The task: Reproduce the records below without any change, from their first line through the line containing "right-y-tick-label: 0: [2188, 1344, 2209, 1385]", with that line included.
+++ Task data +++
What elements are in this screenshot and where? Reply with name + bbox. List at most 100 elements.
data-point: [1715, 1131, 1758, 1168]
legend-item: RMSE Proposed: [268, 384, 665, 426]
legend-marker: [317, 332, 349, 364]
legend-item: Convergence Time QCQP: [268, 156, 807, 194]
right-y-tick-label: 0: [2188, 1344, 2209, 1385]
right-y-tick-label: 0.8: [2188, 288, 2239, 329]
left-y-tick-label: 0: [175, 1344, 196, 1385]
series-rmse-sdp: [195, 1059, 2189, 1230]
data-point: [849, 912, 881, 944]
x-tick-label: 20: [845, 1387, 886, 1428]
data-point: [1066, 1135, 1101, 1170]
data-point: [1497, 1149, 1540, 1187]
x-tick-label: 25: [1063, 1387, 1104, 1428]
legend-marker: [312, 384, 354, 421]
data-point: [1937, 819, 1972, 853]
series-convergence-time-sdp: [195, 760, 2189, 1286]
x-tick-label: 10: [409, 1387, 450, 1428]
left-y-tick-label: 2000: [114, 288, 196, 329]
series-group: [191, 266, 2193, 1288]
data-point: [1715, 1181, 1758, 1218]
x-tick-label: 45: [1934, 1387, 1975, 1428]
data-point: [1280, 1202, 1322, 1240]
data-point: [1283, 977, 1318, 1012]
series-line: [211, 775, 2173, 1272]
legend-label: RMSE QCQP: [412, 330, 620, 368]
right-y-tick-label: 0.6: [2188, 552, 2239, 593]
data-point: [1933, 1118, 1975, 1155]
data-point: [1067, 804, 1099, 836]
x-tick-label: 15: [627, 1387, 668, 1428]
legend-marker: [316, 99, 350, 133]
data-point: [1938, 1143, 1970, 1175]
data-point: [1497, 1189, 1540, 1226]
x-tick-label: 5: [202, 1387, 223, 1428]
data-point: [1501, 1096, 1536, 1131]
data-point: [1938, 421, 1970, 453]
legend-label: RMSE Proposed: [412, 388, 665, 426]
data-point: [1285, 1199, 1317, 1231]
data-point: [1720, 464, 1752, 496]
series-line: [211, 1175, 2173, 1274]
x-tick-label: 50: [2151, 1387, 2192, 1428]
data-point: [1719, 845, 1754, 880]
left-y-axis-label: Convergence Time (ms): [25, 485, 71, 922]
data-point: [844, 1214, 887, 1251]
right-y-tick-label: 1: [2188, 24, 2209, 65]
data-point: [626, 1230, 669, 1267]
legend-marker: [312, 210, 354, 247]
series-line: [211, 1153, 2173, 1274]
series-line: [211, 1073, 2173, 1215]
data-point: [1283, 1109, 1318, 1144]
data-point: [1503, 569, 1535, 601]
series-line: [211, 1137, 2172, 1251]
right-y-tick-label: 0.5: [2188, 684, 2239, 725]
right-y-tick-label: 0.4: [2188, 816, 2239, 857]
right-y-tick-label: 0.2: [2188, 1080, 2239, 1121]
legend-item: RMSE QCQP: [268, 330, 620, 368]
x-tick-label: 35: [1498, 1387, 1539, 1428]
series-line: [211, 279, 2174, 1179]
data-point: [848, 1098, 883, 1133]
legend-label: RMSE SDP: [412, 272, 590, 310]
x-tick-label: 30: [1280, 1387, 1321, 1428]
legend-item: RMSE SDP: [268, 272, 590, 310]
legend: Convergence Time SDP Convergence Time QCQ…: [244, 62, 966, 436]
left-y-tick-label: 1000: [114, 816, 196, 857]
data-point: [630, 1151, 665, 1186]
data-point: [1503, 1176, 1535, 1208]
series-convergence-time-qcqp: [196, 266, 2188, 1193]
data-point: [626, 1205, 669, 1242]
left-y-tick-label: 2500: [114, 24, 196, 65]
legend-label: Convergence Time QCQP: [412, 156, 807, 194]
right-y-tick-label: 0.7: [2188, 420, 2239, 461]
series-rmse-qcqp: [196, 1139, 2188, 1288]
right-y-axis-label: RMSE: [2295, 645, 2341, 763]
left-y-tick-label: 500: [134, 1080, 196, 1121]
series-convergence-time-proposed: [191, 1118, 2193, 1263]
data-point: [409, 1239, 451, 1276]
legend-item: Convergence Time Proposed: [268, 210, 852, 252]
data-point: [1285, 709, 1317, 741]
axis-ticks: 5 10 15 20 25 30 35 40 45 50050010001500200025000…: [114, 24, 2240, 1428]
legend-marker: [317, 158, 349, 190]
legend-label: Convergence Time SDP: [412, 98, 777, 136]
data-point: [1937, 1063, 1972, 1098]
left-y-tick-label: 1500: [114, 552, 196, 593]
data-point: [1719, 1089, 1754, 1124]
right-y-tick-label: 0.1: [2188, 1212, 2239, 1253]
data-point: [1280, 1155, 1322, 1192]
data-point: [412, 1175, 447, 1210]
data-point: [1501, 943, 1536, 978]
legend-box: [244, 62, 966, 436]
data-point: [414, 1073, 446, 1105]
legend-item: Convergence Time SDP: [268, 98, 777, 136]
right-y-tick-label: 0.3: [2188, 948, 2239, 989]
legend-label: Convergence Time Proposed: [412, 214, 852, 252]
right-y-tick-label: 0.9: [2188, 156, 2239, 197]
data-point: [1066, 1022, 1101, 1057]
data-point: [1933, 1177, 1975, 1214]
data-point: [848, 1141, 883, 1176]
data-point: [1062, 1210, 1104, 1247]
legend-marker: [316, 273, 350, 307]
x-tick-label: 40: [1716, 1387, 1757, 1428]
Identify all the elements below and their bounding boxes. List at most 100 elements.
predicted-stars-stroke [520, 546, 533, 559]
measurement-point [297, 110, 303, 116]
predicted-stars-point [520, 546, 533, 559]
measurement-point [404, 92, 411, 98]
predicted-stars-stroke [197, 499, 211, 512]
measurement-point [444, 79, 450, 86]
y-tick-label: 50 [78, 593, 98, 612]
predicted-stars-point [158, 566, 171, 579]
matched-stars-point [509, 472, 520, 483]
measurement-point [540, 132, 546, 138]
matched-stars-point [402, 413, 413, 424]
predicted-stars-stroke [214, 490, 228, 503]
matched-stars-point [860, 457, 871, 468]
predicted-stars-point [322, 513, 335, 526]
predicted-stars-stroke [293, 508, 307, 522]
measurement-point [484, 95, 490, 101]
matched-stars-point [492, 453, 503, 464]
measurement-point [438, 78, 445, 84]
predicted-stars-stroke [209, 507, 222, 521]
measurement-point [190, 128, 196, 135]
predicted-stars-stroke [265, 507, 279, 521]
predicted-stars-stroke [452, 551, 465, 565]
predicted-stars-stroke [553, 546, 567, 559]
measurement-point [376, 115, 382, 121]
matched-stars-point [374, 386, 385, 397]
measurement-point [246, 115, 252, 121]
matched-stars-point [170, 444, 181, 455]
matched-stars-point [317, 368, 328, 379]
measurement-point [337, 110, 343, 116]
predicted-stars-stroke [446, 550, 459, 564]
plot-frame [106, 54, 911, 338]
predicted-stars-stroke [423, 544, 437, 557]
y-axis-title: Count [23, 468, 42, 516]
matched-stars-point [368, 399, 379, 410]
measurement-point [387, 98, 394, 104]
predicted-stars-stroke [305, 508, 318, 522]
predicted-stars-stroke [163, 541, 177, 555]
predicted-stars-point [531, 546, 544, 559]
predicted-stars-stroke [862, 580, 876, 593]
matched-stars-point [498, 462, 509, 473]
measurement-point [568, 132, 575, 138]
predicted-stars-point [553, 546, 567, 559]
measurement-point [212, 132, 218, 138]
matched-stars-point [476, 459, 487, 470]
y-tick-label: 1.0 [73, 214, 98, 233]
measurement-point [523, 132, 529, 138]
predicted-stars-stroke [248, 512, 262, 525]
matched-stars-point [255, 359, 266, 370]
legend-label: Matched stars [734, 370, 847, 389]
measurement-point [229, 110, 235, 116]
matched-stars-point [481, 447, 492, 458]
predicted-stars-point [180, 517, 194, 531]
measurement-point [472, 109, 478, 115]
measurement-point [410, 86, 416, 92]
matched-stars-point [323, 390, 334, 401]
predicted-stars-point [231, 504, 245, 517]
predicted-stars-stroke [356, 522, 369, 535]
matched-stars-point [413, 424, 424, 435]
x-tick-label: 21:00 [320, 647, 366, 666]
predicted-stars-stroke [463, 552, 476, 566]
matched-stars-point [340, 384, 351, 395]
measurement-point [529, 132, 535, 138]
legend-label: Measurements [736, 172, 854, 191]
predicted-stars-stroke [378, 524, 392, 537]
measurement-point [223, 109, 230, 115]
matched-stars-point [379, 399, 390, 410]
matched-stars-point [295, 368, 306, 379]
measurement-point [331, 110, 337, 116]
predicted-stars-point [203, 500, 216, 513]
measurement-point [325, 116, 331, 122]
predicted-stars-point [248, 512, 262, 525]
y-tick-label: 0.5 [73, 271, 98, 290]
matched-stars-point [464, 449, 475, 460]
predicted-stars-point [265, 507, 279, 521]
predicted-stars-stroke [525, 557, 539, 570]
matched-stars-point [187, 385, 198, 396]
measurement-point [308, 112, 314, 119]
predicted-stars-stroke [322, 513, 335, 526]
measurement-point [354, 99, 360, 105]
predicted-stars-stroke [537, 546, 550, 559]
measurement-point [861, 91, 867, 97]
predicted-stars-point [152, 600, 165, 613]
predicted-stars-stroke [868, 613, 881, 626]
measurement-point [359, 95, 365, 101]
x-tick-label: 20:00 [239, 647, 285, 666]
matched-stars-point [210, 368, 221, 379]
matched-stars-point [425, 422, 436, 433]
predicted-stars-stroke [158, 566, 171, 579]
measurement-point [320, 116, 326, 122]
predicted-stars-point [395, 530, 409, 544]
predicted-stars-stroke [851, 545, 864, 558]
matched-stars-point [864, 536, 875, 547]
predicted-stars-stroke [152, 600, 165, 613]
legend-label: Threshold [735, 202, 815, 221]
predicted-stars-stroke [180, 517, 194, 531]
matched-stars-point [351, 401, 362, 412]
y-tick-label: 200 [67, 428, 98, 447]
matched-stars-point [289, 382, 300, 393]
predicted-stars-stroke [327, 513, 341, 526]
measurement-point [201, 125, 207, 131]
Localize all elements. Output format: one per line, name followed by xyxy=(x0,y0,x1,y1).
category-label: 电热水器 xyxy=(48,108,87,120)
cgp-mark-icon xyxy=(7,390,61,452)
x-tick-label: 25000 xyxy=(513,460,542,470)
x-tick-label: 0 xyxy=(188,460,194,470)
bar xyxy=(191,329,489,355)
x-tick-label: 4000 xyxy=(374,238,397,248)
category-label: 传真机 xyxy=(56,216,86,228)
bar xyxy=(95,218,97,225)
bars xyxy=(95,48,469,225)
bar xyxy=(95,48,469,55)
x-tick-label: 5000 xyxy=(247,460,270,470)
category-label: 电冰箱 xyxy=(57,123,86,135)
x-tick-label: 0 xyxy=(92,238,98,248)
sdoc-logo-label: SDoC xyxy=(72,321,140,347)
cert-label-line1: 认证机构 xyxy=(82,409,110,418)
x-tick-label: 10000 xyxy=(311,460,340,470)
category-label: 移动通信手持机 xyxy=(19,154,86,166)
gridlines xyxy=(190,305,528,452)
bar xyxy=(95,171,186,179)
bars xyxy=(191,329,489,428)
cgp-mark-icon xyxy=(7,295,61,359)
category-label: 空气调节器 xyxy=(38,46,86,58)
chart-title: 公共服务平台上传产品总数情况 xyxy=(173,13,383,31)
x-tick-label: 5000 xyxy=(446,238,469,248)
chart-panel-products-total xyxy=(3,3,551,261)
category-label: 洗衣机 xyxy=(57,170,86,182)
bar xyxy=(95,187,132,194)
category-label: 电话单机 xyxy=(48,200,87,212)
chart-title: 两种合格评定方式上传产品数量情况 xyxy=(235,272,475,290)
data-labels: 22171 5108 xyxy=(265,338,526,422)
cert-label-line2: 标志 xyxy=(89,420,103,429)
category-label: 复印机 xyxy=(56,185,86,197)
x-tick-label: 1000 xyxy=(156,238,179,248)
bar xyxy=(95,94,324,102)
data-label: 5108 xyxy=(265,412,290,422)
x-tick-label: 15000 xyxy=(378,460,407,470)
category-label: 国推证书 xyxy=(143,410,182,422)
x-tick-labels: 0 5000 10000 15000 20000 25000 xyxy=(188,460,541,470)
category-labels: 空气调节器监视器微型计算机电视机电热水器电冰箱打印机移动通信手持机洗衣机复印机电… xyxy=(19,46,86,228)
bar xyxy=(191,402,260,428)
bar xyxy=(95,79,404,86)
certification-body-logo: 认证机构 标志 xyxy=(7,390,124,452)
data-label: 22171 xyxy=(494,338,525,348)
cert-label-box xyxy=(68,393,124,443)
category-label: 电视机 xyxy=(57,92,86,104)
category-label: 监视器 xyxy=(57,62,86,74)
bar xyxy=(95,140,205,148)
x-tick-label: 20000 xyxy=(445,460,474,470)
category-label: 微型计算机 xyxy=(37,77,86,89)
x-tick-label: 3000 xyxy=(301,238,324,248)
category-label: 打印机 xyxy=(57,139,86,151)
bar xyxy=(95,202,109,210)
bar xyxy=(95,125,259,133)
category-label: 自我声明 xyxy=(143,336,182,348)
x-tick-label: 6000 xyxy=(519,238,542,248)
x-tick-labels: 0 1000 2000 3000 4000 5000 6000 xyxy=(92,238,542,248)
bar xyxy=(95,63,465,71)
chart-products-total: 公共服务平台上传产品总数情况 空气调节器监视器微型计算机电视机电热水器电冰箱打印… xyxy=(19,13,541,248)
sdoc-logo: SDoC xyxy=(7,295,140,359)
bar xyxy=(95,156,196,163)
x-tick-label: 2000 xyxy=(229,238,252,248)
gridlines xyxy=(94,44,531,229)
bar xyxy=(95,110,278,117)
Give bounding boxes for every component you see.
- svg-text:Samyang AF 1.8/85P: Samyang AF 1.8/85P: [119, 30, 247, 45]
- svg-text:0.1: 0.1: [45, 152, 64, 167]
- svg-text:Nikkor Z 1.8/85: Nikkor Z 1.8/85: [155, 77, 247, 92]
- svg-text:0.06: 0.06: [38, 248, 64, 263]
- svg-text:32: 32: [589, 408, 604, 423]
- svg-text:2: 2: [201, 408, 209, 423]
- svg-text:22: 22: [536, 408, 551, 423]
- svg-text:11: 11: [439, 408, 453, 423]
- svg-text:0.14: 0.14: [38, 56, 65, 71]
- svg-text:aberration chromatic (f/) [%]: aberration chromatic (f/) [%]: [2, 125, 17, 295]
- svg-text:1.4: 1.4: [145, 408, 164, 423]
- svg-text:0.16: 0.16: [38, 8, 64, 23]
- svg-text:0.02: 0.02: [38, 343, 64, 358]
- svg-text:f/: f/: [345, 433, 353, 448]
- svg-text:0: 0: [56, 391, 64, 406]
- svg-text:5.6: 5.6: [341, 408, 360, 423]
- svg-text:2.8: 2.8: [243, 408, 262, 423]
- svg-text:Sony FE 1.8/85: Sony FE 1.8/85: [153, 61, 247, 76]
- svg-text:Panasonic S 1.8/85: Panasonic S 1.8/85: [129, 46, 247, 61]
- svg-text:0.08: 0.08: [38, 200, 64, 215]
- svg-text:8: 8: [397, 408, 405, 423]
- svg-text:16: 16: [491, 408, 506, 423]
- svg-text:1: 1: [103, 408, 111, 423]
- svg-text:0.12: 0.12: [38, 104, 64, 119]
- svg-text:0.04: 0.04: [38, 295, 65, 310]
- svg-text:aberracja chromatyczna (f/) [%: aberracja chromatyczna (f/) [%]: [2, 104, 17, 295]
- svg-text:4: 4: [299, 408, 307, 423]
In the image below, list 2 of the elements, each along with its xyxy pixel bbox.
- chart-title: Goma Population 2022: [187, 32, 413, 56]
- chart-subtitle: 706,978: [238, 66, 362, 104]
+++
Exercise result:
What elements are in this screenshot and where? Reply with name + bbox. List at most 100 elements.
data-point: [1715, 1131, 1758, 1168]
legend-item: RMSE Proposed: [268, 384, 665, 426]
legend-marker: [317, 332, 349, 364]
legend-item: Convergence Time QCQP: [268, 156, 807, 194]
right-y-tick-label: 0: [2188, 1344, 2209, 1385]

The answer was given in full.